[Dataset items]

▬▬▬

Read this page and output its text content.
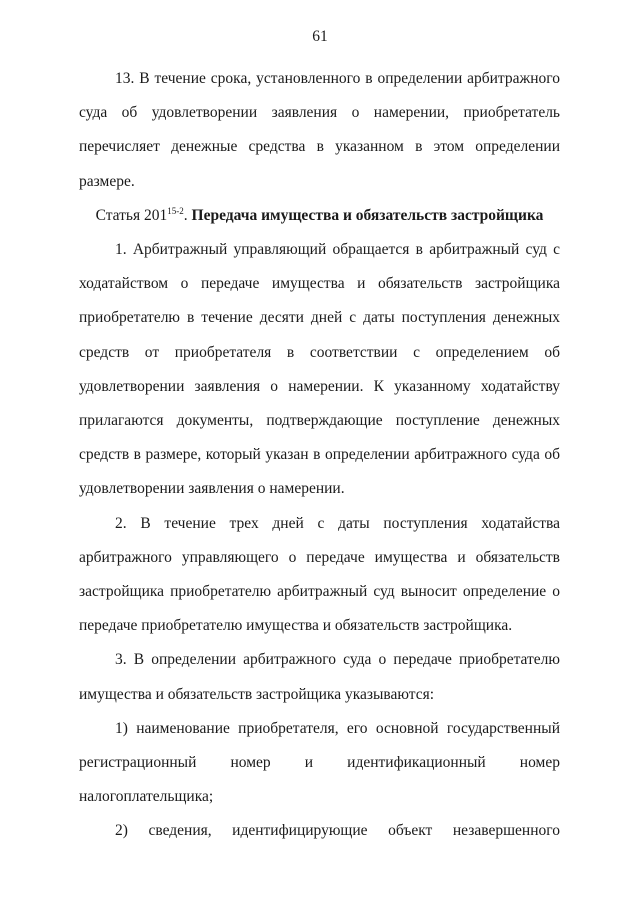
61

13. В течение срока, установленного в определении арбитражного суда об удовлетворении заявления о намерении, приобретатель перечисляет денежные средства в указанном в этом определении размере.

Статья 201$^{15-2}$. Передача имущества и обязательств застройщика

1. Арбитражный управляющий обращается в арбитражный суд с ходатайством о передаче имущества и обязательств застройщика приобретателю в течение десяти дней с даты поступления денежных средств от приобретателя в соответствии с определением об удовлетворении заявления о намерении. К указанному ходатайству прилагаются документы, подтверждающие поступление денежных средств в размере, который указан в определении арбитражного суда об удовлетворении заявления о намерении.

2. В течение трех дней с даты поступления ходатайства арбитражного управляющего о передаче имущества и обязательств застройщика приобретателю арбитражный суд выносит определение о передаче приобретателю имущества и обязательств застройщика.

3. В определении арбитражного суда о передаче приобретателю имущества и обязательств застройщика указываются:

1) наименование приобретателя, его основной государственный регистрационный номер и идентификационный номер налогоплательщика;

2) сведения, идентифицирующие объект незавершенного
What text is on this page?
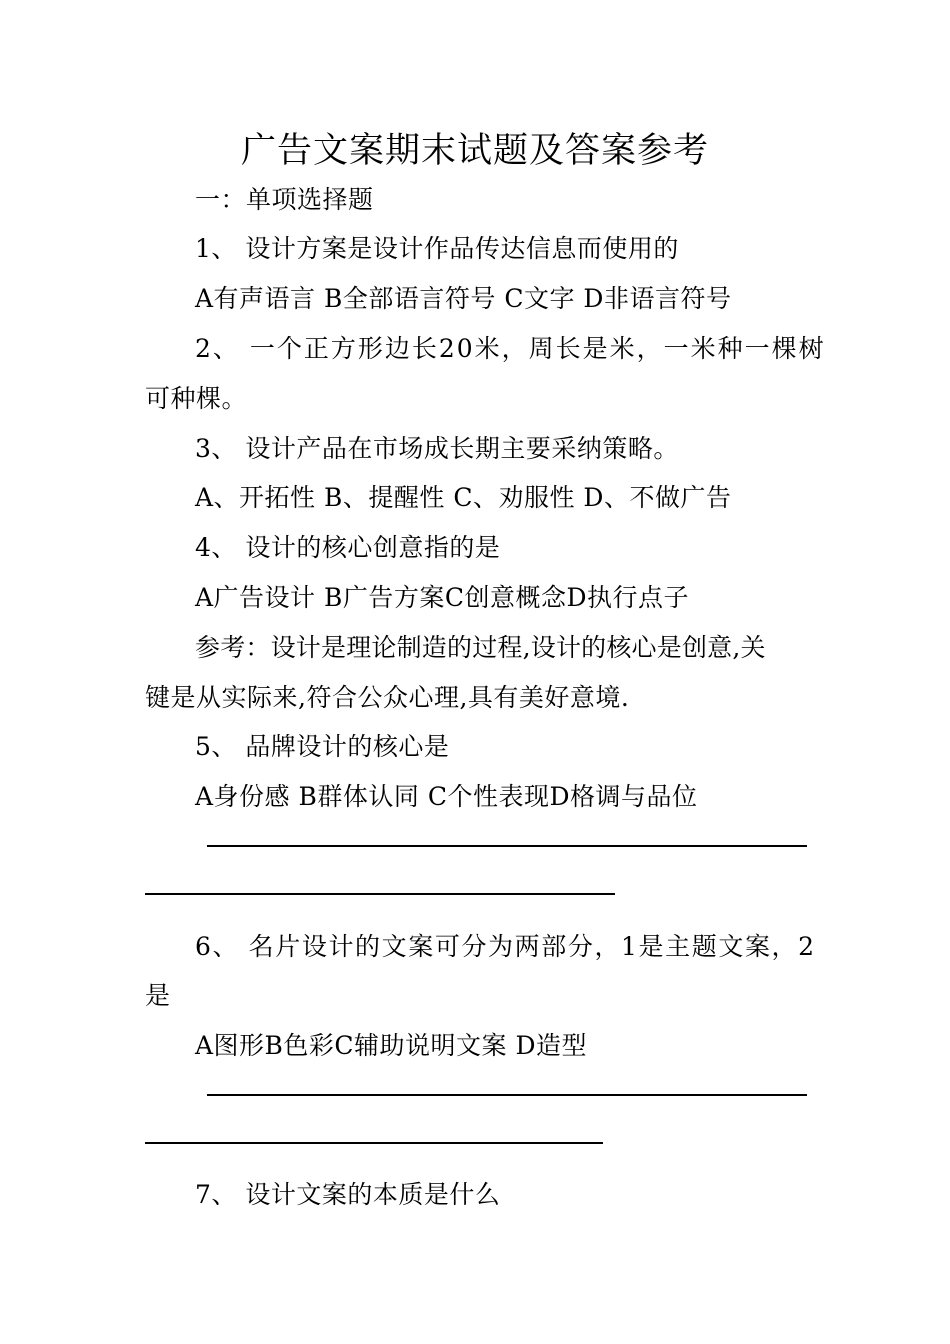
广告文案期末试题及答案参考
一：单项选择题
1、 设计方案是设计作品传达信息而使用的
A有声语言 B全部语言符号 C文字 D非语言符号
2、 一个正方形边长20米，周长是米，一米种一棵树
可种棵。
3、 设计产品在市场成长期主要采纳策略。
A、开拓性 B、提醒性 C、劝服性 D、不做广告
4、 设计的核心创意指的是
A广告设计 B广告方案C创意概念D执行点子
参考：设计是理论制造的过程,设计的核心是创意,关
键是从实际来,符合公众心理,具有美好意境.
5、 品牌设计的核心是
A身份感 B群体认同 C个性表现D格调与品位
6、 名片设计的文案可分为两部分，1是主题文案，2
是
A图形B色彩C辅助说明文案 D造型
7、 设计文案的本质是什么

▬▬▬

#### EXERCISE
Give back the entries verbatim. Do not include any picture.

#### ANSWER TO THE TASK
Read this page and output its text content.
61

13. В течение срока, установленного в определении арбитражного суда об удовлетворении заявления о намерении, приобретатель перечисляет денежные средства в указанном в этом определении размере.

Статья 201$^{15-2}$. Передача имущества и обязательств застройщика

1. Арбитражный управляющий обращается в арбитражный суд с ходатайством о передаче имущества и обязательств застройщика приобретателю в течение десяти дней с даты поступления денежных средств от приобретателя в соответствии с определением об удовлетворении заявления о намерении. К указанному ходатайству прилагаются документы, подтверждающие поступление денежных средств в размере, который указан в определении арбитражного суда об удовлетворении заявления о намерении.

2. В течение трех дней с даты поступления ходатайства арбитражного управляющего о передаче имущества и обязательств застройщика приобретателю арбитражный суд выносит определение о передаче приобретателю имущества и обязательств застройщика.

3. В определении арбитражного суда о передаче приобретателю имущества и обязательств застройщика указываются:

1) наименование приобретателя, его основной государственный регистрационный номер и идентификационный номер налогоплательщика;

2) сведения, идентифицирующие объект незавершенного
What text is on this page?
广告文案期末试题及答案参考
一：单项选择题
1、 设计方案是设计作品传达信息而使用的
A有声语言 B全部语言符号 C文字 D非语言符号
2、 一个正方形边长20米，周长是米，一米种一棵树
可种棵。
3、 设计产品在市场成长期主要采纳策略。
A、开拓性 B、提醒性 C、劝服性 D、不做广告
4、 设计的核心创意指的是
A广告设计 B广告方案C创意概念D执行点子
参考：设计是理论制造的过程,设计的核心是创意,关
键是从实际来,符合公众心理,具有美好意境.
5、 品牌设计的核心是
A身份感 B群体认同 C个性表现D格调与品位
6、 名片设计的文案可分为两部分，1是主题文案，2
是
A图形B色彩C辅助说明文案 D造型
7、 设计文案的本质是什么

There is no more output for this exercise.